§ **Instruction**
Repeat the records below exactly, leaving out every picture.

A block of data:
*****
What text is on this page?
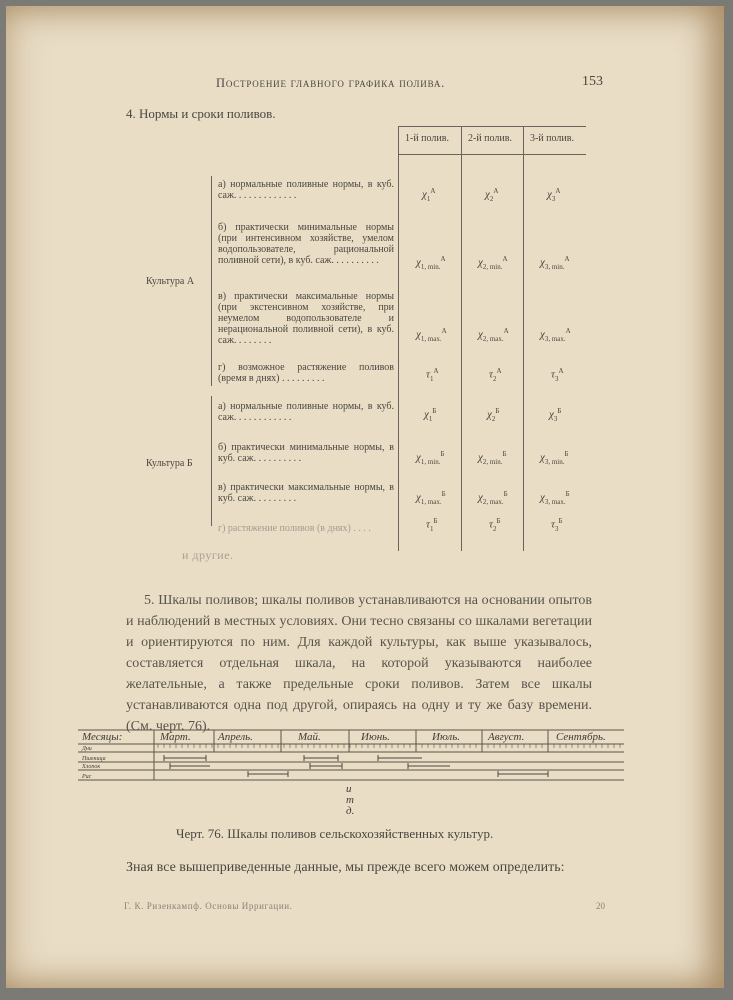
Построение главного графика полива.	153
4. Нормы и сроки поливов.
1-й полив. 2-й полив. 3-й полив.
Культура А
Культура Б
а) нормальные поливные нормы, в куб. саж. . . . . . . . . . . . .	$\chi_1^А$	$\chi_2^А$	$\chi_3^А$
б) практически минимальные нормы (при интенсивном хозяйстве, умелом водопользователе, рациональной поливной сети), в куб. саж. . . . . . . . . .	$\chi_{1, min.}^А$	$\chi_{2, min.}^А$	$\chi_{3, min.}^А$
в) практически максимальные нормы (при экстенсивном хозяйстве, при неумелом водопользователе и нерациональной поливной сети), в куб. саж. . . . . . . .	$\chi_{1, max.}^А$	$\chi_{2, max.}^А$	$\chi_{3, max.}^А$
г) возможное растяжение поливов (время в днях) . . . . . . . . .	$\tau_1^А$	$\tau_2^А$	$\tau_3^А$
а) нормальные поливные нормы, в куб. саж. . . . . . . . . . . .	$\chi_1^Б$	$\chi_2^Б$	$\chi_3^Б$
б) практически минимальные нормы, в куб. саж. . . . . . . . . .	$\chi_{1, min.}^Б$	$\chi_{2, min.}^Б$	$\chi_{3, min.}^Б$
в) практически максимальные нормы, в куб. саж. . . . . . . . .	$\chi_{1, max.}^Б$	$\chi_{2, max.}^Б$	$\chi_{3, max.}^Б$
г) растяжение поливов (в днях) . . . .	$\tau_1^Б$	$\tau_2^Б$	$\tau_3^Б$
и другие.

5. Шкалы поливов; шкалы поливов устанавливаются на основании опытов и наблюдений в местных условиях. Они тесно связаны со шкалами вегетации и ориентируются по ним. Для каждой культуры, как выше указывалось, составляется отдельная шкала, на которой указываются наиболее желательные, а также предельные сроки поливов. Затем все шкалы устанавливаются одна под другой, опираясь на одну и ту же базу времени. (См. черт. 76).

Месяцы:	Март. Апрель.	Май.	Июнь.	Июль.	Август.	Сентябрь.
Дни
Пшеница
Хлопок
Рис
и
т
д.
Черт. 76. Шкалы поливов сельскохозяйственных культур.

Зная все вышеприведенные данные, мы прежде всего можем определить:

Г. К. Ризенкампф. Основы Ирригации.	20
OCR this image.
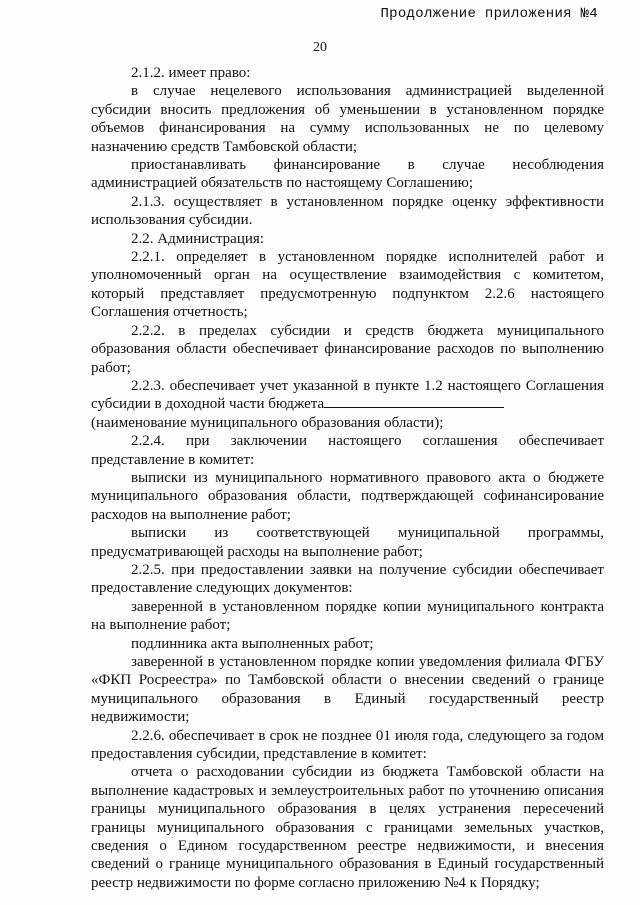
Продолжение приложения №4
20

2.1.2. имеет право:

в случае нецелевого использования администрацией выделенной субсидии вносить предложения об уменьшении в установленном порядке объемов финансирования на сумму использованных не по целевому назначению средств Тамбовской области;

приостанавливать финансирование в случае несоблюдения администрацией обязательств по настоящему Соглашению;

2.1.3. осуществляет в установленном порядке оценку эффективности использования субсидии.

2.2. Администрация:

2.2.1. определяет в установленном порядке исполнителей работ и уполномоченный орган на осуществление взаимодействия с комитетом, который представляет предусмотренную подпунктом 2.2.6 настоящего Соглашения отчетность;

2.2.2. в пределах субсидии и средств бюджета муниципального образования области обеспечивает финансирование расходов по выполнению работ;

2.2.3. обеспечивает учет указанной в пункте 1.2 настоящего Соглашения субсидии в доходной части бюджета

(наименование муниципального образования области);

2.2.4. при заключении настоящего соглашения обеспечивает представление в комитет:

выписки из муниципального нормативного правового акта о бюджете муниципального образования области, подтверждающей софинансирование расходов на выполнение работ;

выписки из соответствующей муниципальной программы, предусматривающей расходы на выполнение работ;

2.2.5. при предоставлении заявки на получение субсидии обеспечивает предоставление следующих документов:

заверенной в установленном порядке копии муниципального контракта на выполнение работ;

подлинника акта выполненных работ;

заверенной в установленном порядке копии уведомления филиала ФГБУ «ФКП Росреестра» по Тамбовской области о внесении сведений о границе муниципального образования в Единый государственный реестр недвижимости;

2.2.6. обеспечивает в срок не позднее 01 июля года, следующего за годом предоставления субсидии, представление в комитет:

отчета о расходовании субсидии из бюджета Тамбовской области на выполнение кадастровых и землеустроительных работ по уточнению описания границы муниципального образования в целях устранения пересечений границы муниципального образования с границами земельных участков, сведения о Едином государственном реестре недвижимости, и внесения сведений о границе муниципального образования в Единый государственный реестр недвижимости по форме согласно приложению №4 к Порядку;
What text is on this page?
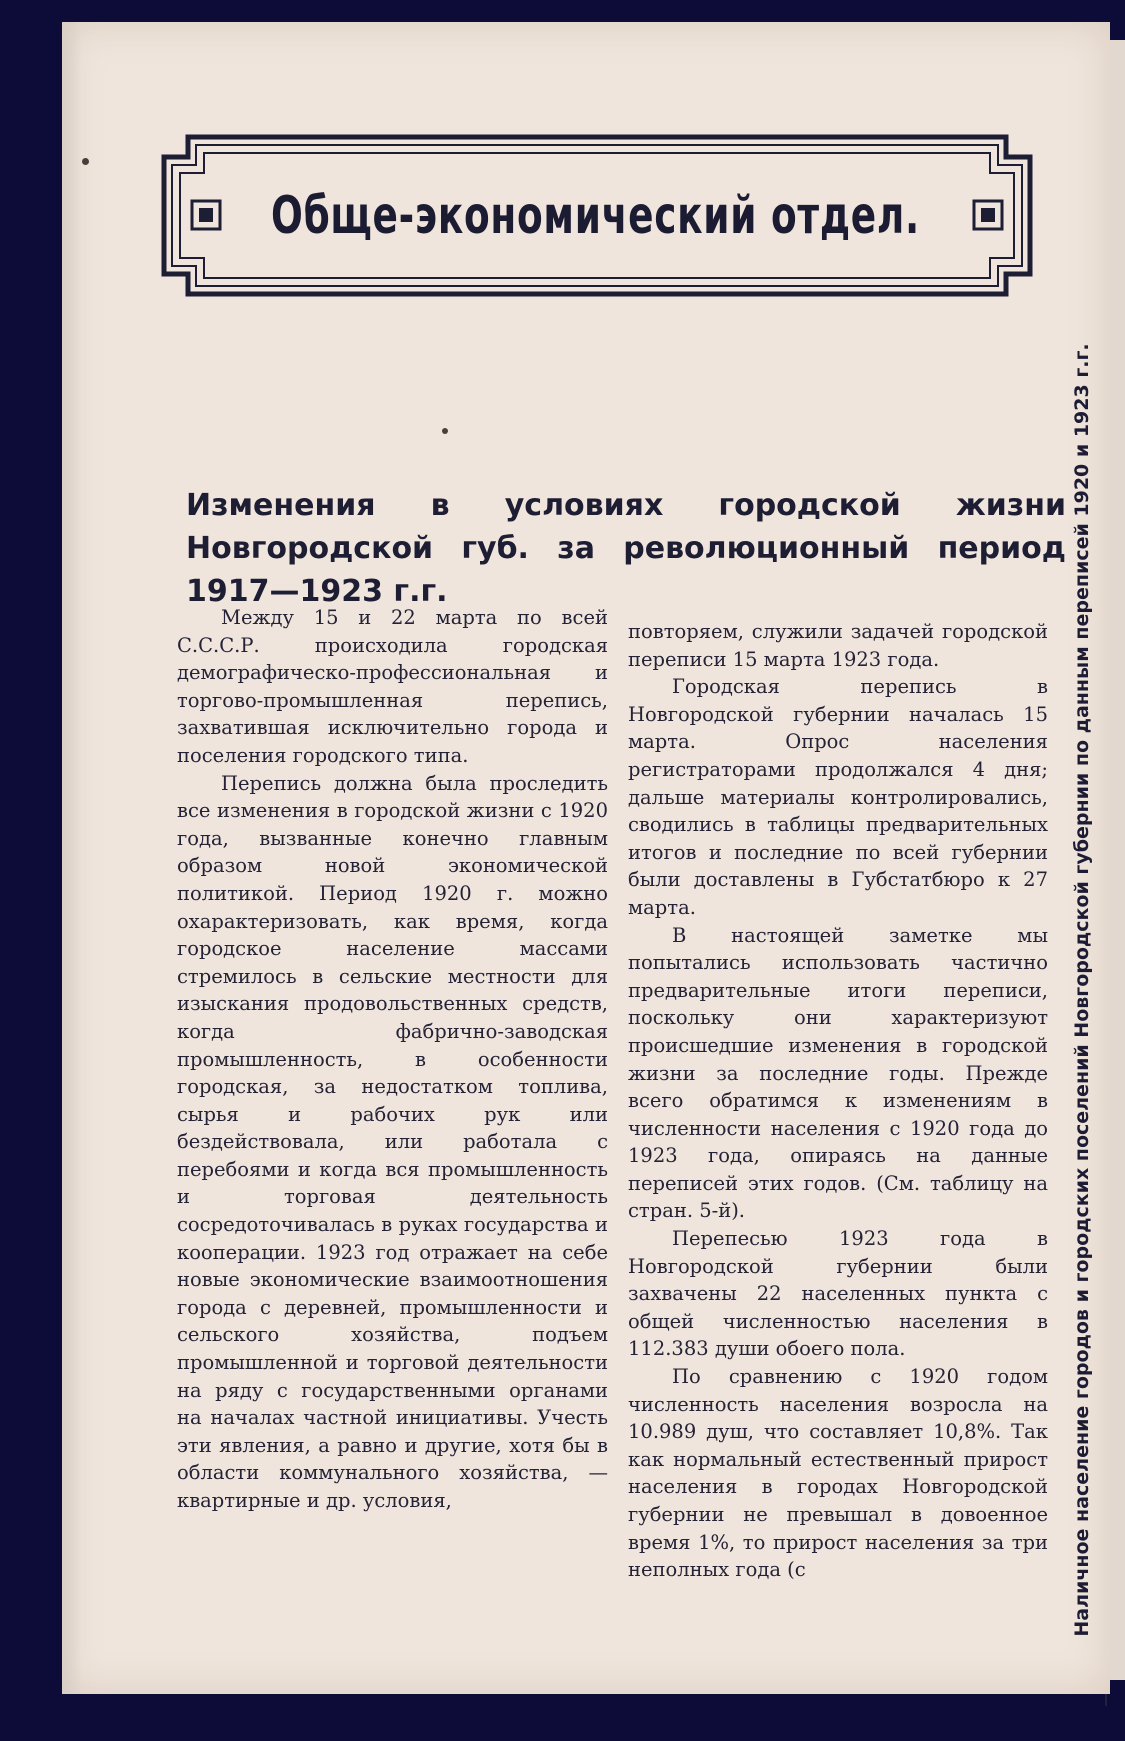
Обще-экономический отдел.
Изменения в условиях городской жизни Новгородской губ. за революционный период 1917—1923 г.г.

Между 15 и 22 марта по всей С.С.С.Р. происходила городская демографическо-профессиональная и торгово-промышленная перепись, захватившая исключительно города и поселения городского типа.

Перепись должна была проследить все изменения в городской жизни с 1920 года, вызванные конечно главным образом новой экономической политикой. Период 1920 г. можно охарактеризовать, как время, когда городское население массами стремилось в сельские местности для изыскания продовольственных средств, когда фабрично-заводская промышленность, в особенности городская, за недостатком топлива, сырья и рабочих рук или бездействовала, или работала с перебоями и когда вся промышленность и торговая деятельность сосредоточивалась в руках государства и кооперации. 1923 год отражает на себе новые экономические взаимоотношения города с деревней, промышленности и сельского хозяйства, подъем промышленной и торговой деятельности на ряду с государственными органами на началах частной инициативы. Учесть эти явления, а равно и другие, хотя бы в области коммунального хозяйства, — квартирные и др. условия,

повторяем, служили задачей городской переписи 15 марта 1923 года.

Городская перепись в Новгородской губернии началась 15 марта. Опрос населения регистраторами продолжался 4 дня; дальше материалы контролировались, сводились в таблицы предварительных итогов и последние по всей губернии были доставлены в Губстатбюро к 27 марта.

В настоящей заметке мы попытались использовать частично предварительные итоги переписи, поскольку они характеризуют происшедшие изменения в городской жизни за последние годы. Прежде всего обратимся к изменениям в численности населения с 1920 года до 1923 года, опираясь на данные переписей этих годов. (См. таблицу на стран. 5-й).

Перепесью 1923 года в Новгородской губернии были захвачены 22 населенных пункта с общей численностью населения в 112.383 души обоего пола.

По сравнению с 1920 годом численность населения возросла на 10.989 душ, что составляет 10,8%. Так как нормальный естественный прирост населения в городах Новгородской губернии не превышал в довоенное время 1%, то прирост населения за три неполных года (с	Наличное население городов и городских поселений Новгородской губернии по данным переписей 1920 и 1923 г.г.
*****
§ **Answer**
What text is on this page?
Построение главного графика полива.	153
4. Нормы и сроки поливов.
1-й полив. 2-й полив. 3-й полив.
Культура А
Культура Б
а) нормальные поливные нормы, в куб. саж. . . . . . . . . . . . .	$\chi_1^А$	$\chi_2^А$	$\chi_3^А$
б) практически минимальные нормы (при интенсивном хозяйстве, умелом водопользователе, рациональной поливной сети), в куб. саж. . . . . . . . . .	$\chi_{1, min.}^А$	$\chi_{2, min.}^А$	$\chi_{3, min.}^А$
в) практически максимальные нормы (при экстенсивном хозяйстве, при неумелом водопользователе и нерациональной поливной сети), в куб. саж. . . . . . . .	$\chi_{1, max.}^А$	$\chi_{2, max.}^А$	$\chi_{3, max.}^А$
г) возможное растяжение поливов (время в днях) . . . . . . . . .	$\tau_1^А$	$\tau_2^А$	$\tau_3^А$
а) нормальные поливные нормы, в куб. саж. . . . . . . . . . . .	$\chi_1^Б$	$\chi_2^Б$	$\chi_3^Б$
б) практически минимальные нормы, в куб. саж. . . . . . . . . .	$\chi_{1, min.}^Б$	$\chi_{2, min.}^Б$	$\chi_{3, min.}^Б$
в) практически максимальные нормы, в куб. саж. . . . . . . . .	$\chi_{1, max.}^Б$	$\chi_{2, max.}^Б$	$\chi_{3, max.}^Б$
г) растяжение поливов (в днях) . . . .	$\tau_1^Б$	$\tau_2^Б$	$\tau_3^Б$
и другие.

5. Шкалы поливов; шкалы поливов устанавливаются на основании опытов и наблюдений в местных условиях. Они тесно связаны со шкалами вегетации и ориентируются по ним. Для каждой культуры, как выше указывалось, составляется отдельная шкала, на которой указываются наиболее желательные, а также предельные сроки поливов. Затем все шкалы устанавливаются одна под другой, опираясь на одну и ту же базу времени. (См. черт. 76).

Месяцы:	Март. Апрель.	Май.	Июнь.	Июль.	Август.	Сентябрь.
Дни
Пшеница
Хлопок
Рис
и
т
д.
Черт. 76. Шкалы поливов сельскохозяйственных культур.

Зная все вышеприведенные данные, мы прежде всего можем определить:

Г. К. Ризенкампф. Основы Ирригации.	20
OCR this image.
Продолжение приложения №4
20

2.1.2. имеет право:

в случае нецелевого использования администрацией выделенной субсидии вносить предложения об уменьшении в установленном порядке объемов финансирования на сумму использованных не по целевому назначению средств Тамбовской области;

приостанавливать финансирование в случае несоблюдения администрацией обязательств по настоящему Соглашению;

2.1.3. осуществляет в установленном порядке оценку эффективности использования субсидии.

2.2. Администрация:

2.2.1. определяет в установленном порядке исполнителей работ и уполномоченный орган на осуществление взаимодействия с комитетом, который представляет предусмотренную подпунктом 2.2.6 настоящего Соглашения отчетность;

2.2.2. в пределах субсидии и средств бюджета муниципального образования области обеспечивает финансирование расходов по выполнению работ;

2.2.3. обеспечивает учет указанной в пункте 1.2 настоящего Соглашения субсидии в доходной части бюджета

(наименование муниципального образования области);

2.2.4. при заключении настоящего соглашения обеспечивает представление в комитет:

выписки из муниципального нормативного правового акта о бюджете муниципального образования области, подтверждающей софинансирование расходов на выполнение работ;

выписки из соответствующей муниципальной программы, предусматривающей расходы на выполнение работ;

2.2.5. при предоставлении заявки на получение субсидии обеспечивает предоставление следующих документов:

заверенной в установленном порядке копии муниципального контракта на выполнение работ;

подлинника акта выполненных работ;

заверенной в установленном порядке копии уведомления филиала ФГБУ «ФКП Росреестра» по Тамбовской области о внесении сведений о границе муниципального образования в Единый государственный реестр недвижимости;

2.2.6. обеспечивает в срок не позднее 01 июля года, следующего за годом предоставления субсидии, представление в комитет:

отчета о расходовании субсидии из бюджета Тамбовской области на выполнение кадастровых и землеустроительных работ по уточнению описания границы муниципального образования в целях устранения пересечений границы муниципального образования с границами земельных участков, сведения о Едином государственном реестре недвижимости, и внесения сведений о границе муниципального образования в Единый государственный реестр недвижимости по форме согласно приложению №4 к Порядку;
What text is on this page?
Обще-экономический отдел.
Изменения в условиях городской жизни Новгородской губ. за революционный период 1917—1923 г.г.

Между 15 и 22 марта по всей С.С.С.Р. происходила городская демографическо-профессиональная и торгово-промышленная перепись, захватившая исключительно города и поселения городского типа.

Перепись должна была проследить все изменения в городской жизни с 1920 года, вызванные конечно главным образом новой экономической политикой. Период 1920 г. можно охарактеризовать, как время, когда городское население массами стремилось в сельские местности для изыскания продовольственных средств, когда фабрично-заводская промышленность, в особенности городская, за недостатком топлива, сырья и рабочих рук или бездействовала, или работала с перебоями и когда вся промышленность и торговая деятельность сосредоточивалась в руках государства и кооперации. 1923 год отражает на себе новые экономические взаимоотношения города с деревней, промышленности и сельского хозяйства, подъем промышленной и торговой деятельности на ряду с государственными органами на началах частной инициативы. Учесть эти явления, а равно и другие, хотя бы в области коммунального хозяйства, — квартирные и др. условия,

повторяем, служили задачей городской переписи 15 марта 1923 года.

Городская перепись в Новгородской губернии началась 15 марта. Опрос населения регистраторами продолжался 4 дня; дальше материалы контролировались, сводились в таблицы предварительных итогов и последние по всей губернии были доставлены в Губстатбюро к 27 марта.

В настоящей заметке мы попытались использовать частично предварительные итоги переписи, поскольку они характеризуют происшедшие изменения в городской жизни за последние годы. Прежде всего обратимся к изменениям в численности населения с 1920 года до 1923 года, опираясь на данные переписей этих годов. (См. таблицу на стран. 5-й).

Перепесью 1923 года в Новгородской губернии были захвачены 22 населенных пункта с общей численностью населения в 112.383 души обоего пола.

По сравнению с 1920 годом численность населения возросла на 10.989 душ, что составляет 10,8%. Так как нормальный естественный прирост населения в городах Новгородской губернии не превышал в довоенное время 1%, то прирост населения за три неполных года (с	Наличное население городов и городских поселений Новгородской губернии по данным переписей 1920 и 1923 г.г.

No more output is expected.